DIRECTIONS - From the listing below, pull out the lines that hold "mnemonic".
─── MATERIAL TO PROCESS ───
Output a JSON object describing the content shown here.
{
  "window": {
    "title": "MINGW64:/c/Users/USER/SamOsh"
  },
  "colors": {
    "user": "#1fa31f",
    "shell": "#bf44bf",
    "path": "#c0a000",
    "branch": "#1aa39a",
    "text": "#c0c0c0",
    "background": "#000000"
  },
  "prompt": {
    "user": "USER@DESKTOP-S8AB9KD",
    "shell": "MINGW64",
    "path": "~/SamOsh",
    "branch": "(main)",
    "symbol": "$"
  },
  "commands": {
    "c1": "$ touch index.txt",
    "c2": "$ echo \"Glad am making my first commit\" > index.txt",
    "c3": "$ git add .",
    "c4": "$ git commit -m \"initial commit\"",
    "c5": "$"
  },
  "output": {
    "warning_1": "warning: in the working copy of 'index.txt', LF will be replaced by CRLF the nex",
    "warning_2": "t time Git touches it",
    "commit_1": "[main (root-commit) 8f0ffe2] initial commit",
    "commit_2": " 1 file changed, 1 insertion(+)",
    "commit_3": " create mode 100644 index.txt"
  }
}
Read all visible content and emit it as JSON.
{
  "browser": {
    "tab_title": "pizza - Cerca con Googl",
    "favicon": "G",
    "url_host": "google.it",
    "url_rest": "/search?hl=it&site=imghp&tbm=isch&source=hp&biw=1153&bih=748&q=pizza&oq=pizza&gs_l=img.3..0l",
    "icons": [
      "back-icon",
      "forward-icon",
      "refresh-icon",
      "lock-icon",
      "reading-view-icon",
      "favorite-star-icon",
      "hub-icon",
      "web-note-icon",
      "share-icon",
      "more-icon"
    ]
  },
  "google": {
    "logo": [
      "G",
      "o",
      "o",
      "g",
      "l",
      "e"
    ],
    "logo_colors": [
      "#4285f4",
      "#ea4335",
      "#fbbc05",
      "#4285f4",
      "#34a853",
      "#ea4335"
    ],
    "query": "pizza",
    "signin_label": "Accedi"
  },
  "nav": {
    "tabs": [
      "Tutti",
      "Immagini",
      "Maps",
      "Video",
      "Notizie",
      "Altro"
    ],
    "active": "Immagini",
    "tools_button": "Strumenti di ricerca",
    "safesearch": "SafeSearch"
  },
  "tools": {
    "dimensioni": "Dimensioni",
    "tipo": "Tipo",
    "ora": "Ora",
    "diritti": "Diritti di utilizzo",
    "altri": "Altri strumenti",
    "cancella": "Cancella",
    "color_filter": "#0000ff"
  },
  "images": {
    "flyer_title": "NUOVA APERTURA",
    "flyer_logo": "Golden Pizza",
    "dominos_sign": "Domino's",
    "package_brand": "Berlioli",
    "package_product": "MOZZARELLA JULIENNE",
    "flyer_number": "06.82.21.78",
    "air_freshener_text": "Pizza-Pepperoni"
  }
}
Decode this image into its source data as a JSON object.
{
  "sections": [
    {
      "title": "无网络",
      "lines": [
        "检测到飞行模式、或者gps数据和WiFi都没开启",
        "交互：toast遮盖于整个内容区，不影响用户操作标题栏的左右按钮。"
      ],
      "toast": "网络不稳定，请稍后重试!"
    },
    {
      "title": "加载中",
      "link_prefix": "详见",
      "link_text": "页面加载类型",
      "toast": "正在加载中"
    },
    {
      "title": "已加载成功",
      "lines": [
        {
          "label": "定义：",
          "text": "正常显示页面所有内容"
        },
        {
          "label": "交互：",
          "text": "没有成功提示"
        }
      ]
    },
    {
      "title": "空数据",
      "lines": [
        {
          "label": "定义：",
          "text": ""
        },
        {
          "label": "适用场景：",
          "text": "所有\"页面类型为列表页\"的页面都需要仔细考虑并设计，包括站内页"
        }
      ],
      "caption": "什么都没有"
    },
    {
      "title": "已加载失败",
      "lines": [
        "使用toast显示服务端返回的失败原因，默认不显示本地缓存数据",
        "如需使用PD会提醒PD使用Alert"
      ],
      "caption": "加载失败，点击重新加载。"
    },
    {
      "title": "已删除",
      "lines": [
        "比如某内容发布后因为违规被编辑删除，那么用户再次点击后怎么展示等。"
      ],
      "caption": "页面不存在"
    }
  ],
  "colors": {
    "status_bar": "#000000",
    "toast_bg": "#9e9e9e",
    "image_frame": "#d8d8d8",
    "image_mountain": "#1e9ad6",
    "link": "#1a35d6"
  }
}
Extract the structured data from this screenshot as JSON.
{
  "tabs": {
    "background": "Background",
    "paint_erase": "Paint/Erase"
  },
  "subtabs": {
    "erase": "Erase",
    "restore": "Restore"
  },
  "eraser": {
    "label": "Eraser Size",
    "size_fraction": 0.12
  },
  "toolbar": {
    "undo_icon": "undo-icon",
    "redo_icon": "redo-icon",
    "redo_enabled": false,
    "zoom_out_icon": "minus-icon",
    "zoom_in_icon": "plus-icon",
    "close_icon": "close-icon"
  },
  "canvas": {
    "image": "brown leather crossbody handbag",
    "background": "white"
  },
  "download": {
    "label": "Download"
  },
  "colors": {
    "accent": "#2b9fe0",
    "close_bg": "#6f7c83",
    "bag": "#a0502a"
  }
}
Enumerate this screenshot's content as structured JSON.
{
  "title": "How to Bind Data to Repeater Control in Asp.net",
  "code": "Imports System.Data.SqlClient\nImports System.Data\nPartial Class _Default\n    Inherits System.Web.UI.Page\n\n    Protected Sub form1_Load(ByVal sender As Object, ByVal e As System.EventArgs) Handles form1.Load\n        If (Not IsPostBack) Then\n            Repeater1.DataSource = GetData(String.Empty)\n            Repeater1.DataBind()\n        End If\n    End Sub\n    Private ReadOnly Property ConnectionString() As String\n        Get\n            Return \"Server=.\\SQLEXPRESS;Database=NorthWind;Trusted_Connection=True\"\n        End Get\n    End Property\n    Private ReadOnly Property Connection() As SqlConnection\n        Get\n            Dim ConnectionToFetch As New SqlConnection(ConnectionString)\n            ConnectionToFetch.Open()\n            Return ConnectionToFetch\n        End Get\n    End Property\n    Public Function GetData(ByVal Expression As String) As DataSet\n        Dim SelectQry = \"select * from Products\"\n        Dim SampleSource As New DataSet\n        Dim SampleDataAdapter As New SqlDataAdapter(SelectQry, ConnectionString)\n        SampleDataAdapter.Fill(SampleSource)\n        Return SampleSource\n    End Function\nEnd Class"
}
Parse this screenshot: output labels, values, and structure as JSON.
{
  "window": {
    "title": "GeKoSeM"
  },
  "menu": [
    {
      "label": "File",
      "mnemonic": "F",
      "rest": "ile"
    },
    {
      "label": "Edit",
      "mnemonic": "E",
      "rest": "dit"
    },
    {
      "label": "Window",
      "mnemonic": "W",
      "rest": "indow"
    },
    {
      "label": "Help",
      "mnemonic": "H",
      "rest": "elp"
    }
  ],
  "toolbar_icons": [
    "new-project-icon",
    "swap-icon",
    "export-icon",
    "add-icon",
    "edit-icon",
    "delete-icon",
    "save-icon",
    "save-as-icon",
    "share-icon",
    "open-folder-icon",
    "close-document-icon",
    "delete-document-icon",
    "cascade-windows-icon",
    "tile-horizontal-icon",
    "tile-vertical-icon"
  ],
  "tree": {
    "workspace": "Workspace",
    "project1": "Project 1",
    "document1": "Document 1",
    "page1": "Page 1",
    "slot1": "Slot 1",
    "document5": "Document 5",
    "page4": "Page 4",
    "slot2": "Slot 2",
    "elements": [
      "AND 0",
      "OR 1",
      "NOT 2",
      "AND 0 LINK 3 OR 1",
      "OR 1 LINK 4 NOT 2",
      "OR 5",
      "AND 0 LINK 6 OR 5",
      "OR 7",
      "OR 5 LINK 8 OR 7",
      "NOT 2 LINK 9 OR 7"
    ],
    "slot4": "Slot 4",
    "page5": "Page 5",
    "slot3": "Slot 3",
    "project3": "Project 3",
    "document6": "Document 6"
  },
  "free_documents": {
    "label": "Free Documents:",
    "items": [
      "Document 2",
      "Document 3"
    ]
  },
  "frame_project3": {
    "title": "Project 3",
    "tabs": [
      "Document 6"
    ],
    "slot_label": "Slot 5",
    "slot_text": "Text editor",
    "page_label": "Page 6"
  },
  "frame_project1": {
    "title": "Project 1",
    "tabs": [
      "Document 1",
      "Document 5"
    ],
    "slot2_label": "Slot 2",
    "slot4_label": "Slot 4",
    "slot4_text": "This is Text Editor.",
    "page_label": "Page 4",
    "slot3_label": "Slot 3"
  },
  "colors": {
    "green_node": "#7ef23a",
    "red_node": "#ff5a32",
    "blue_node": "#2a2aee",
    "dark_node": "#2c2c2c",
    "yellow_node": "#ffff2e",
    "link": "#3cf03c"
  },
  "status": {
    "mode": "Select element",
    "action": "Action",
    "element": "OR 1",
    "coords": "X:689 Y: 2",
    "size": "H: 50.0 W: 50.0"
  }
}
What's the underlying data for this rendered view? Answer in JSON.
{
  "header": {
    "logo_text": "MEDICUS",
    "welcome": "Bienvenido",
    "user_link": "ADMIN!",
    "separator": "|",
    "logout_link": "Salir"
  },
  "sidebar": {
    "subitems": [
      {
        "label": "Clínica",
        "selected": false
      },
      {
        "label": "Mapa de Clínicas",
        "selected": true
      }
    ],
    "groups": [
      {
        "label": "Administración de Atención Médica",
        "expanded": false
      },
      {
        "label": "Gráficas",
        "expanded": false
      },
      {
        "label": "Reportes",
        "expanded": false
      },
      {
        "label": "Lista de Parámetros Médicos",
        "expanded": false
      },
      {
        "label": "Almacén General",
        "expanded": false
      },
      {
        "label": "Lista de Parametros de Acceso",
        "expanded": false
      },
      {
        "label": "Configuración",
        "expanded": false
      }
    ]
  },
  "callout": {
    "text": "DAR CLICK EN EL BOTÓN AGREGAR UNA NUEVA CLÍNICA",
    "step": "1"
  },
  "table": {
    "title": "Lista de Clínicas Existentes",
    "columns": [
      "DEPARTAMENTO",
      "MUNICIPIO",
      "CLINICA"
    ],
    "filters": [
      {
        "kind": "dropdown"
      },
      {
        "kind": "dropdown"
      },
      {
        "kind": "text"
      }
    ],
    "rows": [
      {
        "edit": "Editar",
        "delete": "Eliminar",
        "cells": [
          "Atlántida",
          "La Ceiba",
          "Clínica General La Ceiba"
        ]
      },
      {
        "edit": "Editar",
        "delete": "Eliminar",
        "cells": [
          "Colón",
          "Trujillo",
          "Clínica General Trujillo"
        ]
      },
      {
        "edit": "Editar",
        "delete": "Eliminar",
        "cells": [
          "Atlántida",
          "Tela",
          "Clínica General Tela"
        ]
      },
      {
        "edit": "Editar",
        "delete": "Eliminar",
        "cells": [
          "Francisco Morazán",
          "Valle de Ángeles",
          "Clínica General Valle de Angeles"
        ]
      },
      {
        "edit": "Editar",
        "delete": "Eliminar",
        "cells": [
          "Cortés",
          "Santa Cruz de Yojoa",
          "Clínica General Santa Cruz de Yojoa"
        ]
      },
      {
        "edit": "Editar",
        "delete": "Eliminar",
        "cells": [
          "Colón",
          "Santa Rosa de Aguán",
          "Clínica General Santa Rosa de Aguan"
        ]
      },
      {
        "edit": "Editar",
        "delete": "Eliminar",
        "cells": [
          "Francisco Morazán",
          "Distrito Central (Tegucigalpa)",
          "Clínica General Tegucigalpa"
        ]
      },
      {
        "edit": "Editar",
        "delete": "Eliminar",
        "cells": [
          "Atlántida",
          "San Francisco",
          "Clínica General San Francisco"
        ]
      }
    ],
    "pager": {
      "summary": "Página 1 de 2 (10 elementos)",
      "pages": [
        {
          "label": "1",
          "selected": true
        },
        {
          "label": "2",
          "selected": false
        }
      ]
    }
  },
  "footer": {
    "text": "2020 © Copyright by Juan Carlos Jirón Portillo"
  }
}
───
WRITTEN ANSWER -
      "mnemonic": "F",
      "mnemonic": "E",
      "mnemonic": "W",
      "mnemonic": "H",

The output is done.